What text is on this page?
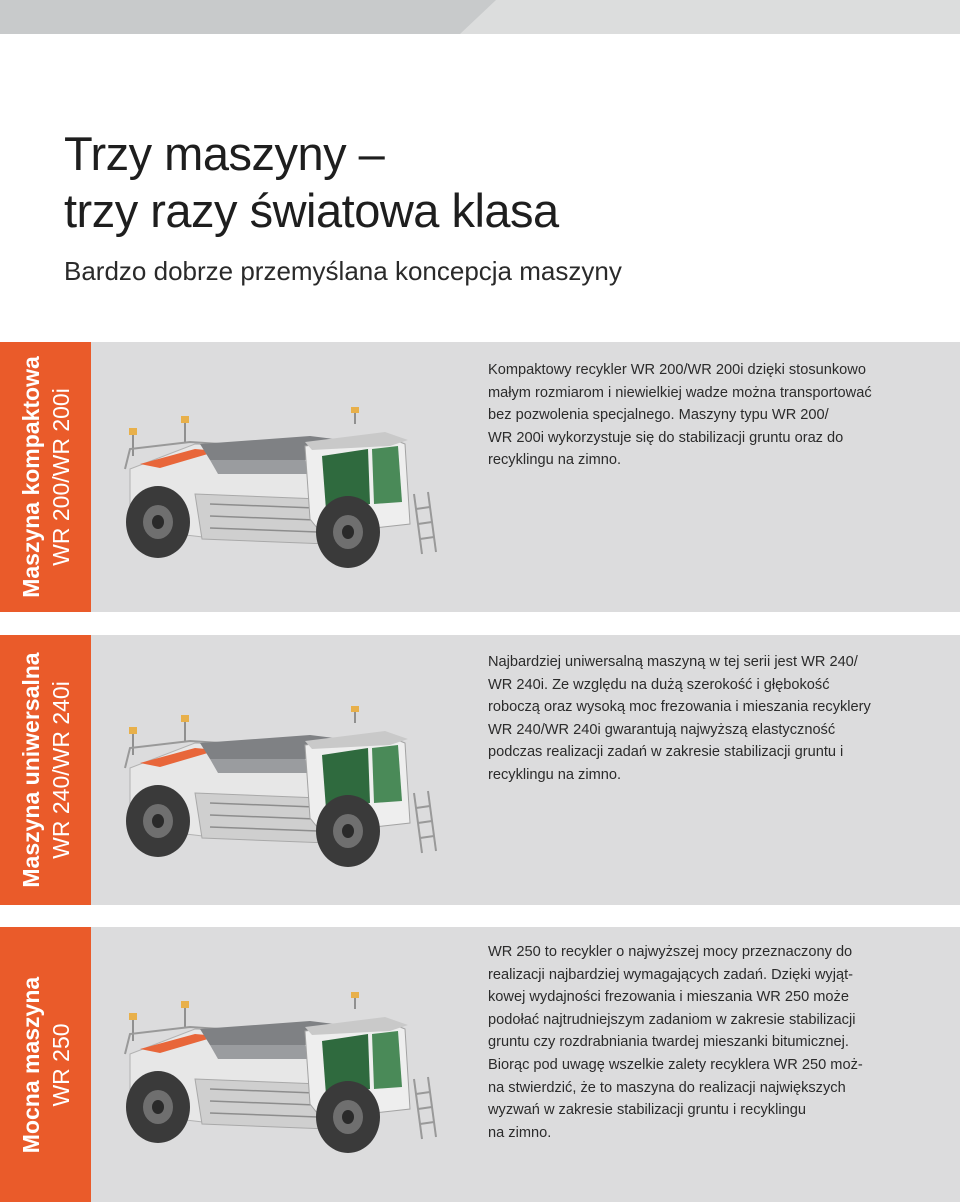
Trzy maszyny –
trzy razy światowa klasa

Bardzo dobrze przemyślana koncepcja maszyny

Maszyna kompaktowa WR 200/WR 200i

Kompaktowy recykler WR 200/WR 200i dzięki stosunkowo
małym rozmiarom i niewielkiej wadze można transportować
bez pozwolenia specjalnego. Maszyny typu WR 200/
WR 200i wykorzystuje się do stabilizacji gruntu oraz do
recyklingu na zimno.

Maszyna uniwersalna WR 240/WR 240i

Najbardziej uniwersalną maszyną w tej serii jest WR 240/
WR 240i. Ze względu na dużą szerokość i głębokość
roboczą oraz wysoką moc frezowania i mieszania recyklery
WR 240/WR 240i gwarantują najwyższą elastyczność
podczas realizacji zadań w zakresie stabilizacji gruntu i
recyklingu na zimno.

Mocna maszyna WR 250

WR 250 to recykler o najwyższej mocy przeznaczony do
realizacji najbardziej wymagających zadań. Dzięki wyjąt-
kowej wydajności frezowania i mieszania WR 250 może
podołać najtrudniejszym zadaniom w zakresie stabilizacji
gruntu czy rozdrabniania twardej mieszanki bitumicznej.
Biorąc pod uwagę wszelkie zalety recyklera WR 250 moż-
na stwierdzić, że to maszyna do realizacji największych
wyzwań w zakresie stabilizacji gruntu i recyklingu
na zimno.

-------

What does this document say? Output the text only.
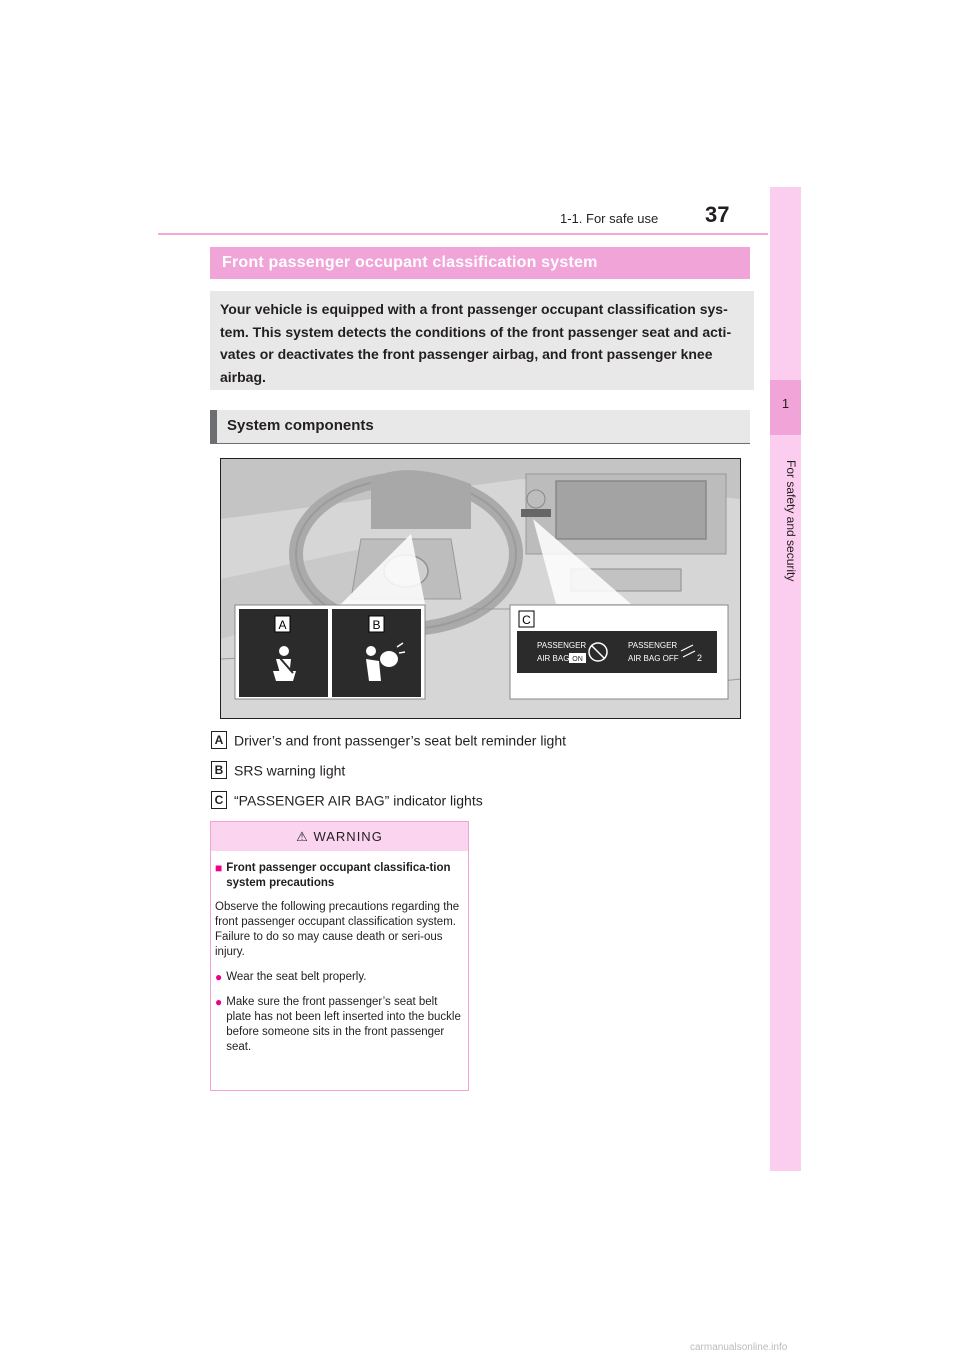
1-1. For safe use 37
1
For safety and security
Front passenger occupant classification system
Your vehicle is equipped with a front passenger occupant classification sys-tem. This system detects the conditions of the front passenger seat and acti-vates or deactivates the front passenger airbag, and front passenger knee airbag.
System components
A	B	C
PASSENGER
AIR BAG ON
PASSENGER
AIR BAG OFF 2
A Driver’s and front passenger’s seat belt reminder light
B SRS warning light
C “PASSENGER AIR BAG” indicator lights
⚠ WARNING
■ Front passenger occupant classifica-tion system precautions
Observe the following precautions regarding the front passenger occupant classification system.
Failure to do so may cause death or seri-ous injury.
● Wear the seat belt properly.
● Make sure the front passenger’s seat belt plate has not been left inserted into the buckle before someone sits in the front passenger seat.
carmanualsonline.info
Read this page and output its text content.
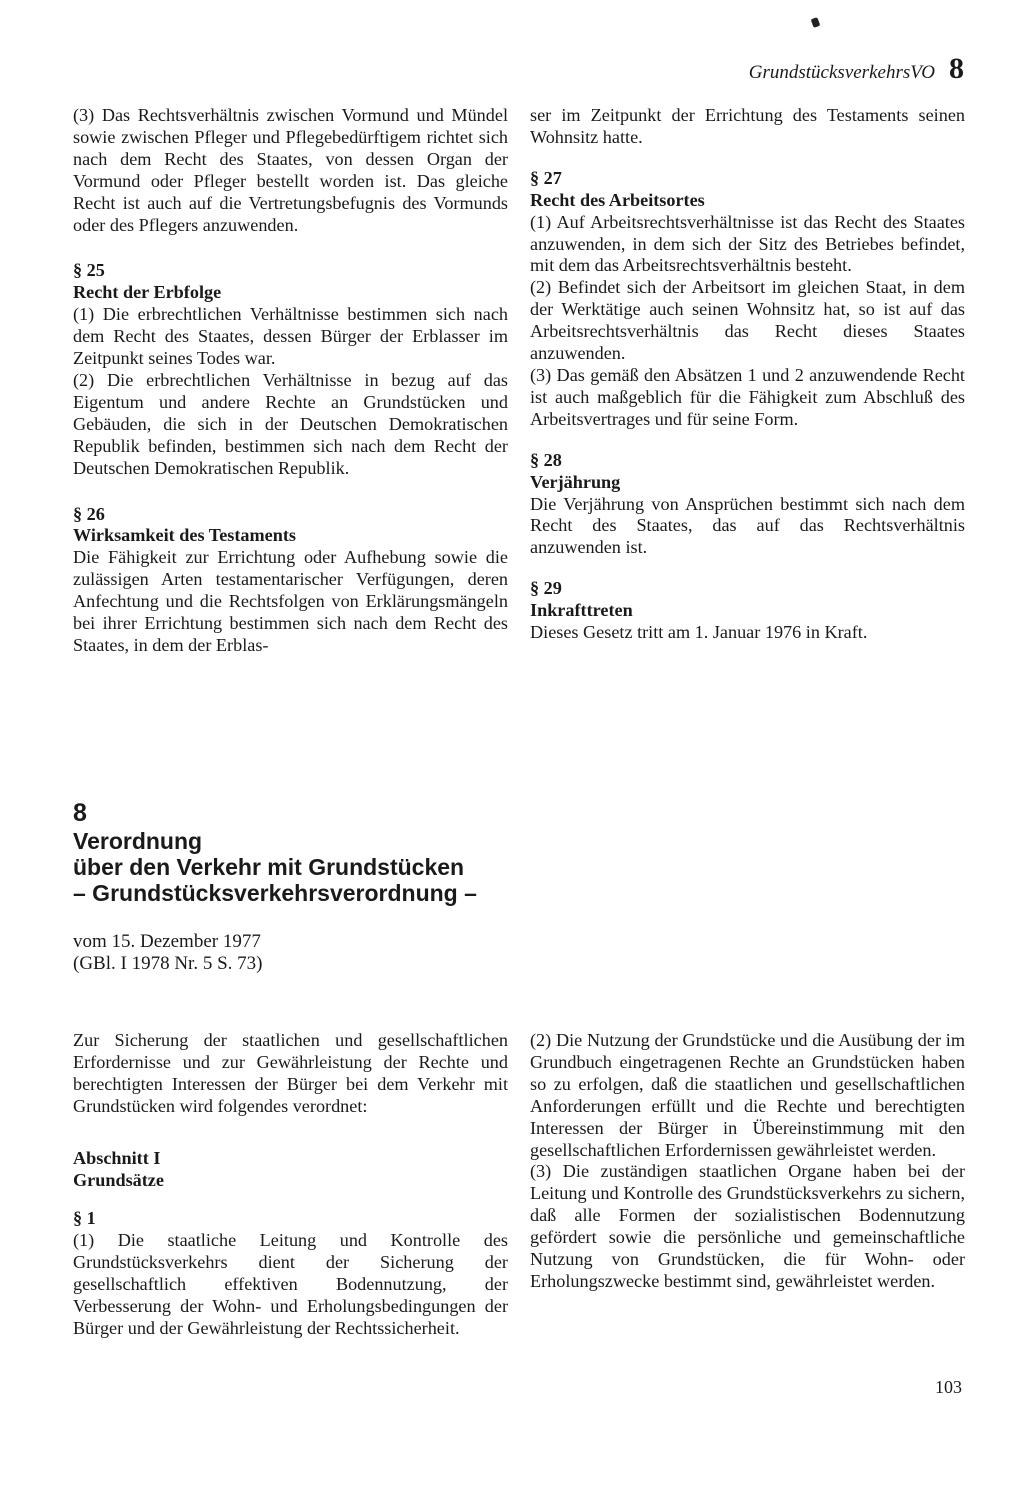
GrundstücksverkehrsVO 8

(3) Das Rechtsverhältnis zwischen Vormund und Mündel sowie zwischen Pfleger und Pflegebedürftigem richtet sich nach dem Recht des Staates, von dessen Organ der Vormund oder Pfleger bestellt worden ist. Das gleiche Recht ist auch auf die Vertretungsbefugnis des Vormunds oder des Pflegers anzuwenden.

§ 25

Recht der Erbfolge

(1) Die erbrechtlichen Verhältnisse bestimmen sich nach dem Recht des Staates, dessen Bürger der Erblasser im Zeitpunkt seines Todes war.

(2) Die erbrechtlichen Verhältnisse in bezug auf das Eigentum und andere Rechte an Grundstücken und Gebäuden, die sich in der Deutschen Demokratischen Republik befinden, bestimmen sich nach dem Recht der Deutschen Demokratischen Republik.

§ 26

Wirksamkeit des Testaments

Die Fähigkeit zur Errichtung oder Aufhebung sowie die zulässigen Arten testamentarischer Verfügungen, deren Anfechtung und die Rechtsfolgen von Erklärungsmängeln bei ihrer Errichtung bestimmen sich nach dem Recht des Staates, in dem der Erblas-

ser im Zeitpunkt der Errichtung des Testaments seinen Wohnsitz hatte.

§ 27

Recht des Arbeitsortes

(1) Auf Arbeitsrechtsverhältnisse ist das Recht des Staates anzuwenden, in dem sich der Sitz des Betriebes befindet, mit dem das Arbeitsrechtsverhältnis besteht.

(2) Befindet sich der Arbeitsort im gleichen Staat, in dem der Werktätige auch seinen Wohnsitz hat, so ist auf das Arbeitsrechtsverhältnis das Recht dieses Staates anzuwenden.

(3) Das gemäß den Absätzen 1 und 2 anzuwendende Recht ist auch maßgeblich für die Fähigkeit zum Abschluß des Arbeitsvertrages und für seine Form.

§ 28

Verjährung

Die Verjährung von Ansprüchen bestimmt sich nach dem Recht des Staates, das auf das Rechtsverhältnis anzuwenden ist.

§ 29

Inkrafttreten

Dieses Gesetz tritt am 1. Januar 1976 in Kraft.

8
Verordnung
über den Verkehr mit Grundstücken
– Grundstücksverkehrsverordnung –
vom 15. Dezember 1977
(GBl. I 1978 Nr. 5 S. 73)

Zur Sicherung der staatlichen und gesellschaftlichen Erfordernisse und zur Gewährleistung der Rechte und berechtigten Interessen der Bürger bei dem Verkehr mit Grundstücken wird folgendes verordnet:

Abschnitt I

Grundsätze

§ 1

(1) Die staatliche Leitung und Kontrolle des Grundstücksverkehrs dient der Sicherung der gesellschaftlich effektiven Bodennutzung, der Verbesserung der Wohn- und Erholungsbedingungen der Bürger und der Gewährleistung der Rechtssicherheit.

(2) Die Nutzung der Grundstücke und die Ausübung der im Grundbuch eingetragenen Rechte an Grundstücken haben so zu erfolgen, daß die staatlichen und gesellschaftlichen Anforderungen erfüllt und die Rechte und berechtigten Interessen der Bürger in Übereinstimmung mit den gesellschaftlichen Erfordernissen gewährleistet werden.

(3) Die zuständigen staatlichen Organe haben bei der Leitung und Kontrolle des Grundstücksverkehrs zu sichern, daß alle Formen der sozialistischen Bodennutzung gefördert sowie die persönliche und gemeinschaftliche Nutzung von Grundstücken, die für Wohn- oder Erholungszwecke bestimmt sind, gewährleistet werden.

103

-------

## Goal:
Which lines hold the string "belt"? List them all.

## Solved problem:
A Driver’s and front passenger’s seat belt reminder light
● Wear the seat belt properly.
● Make sure the front passenger’s seat belt plate has not been left inserted into the buckle before someone sits in the front passenger seat.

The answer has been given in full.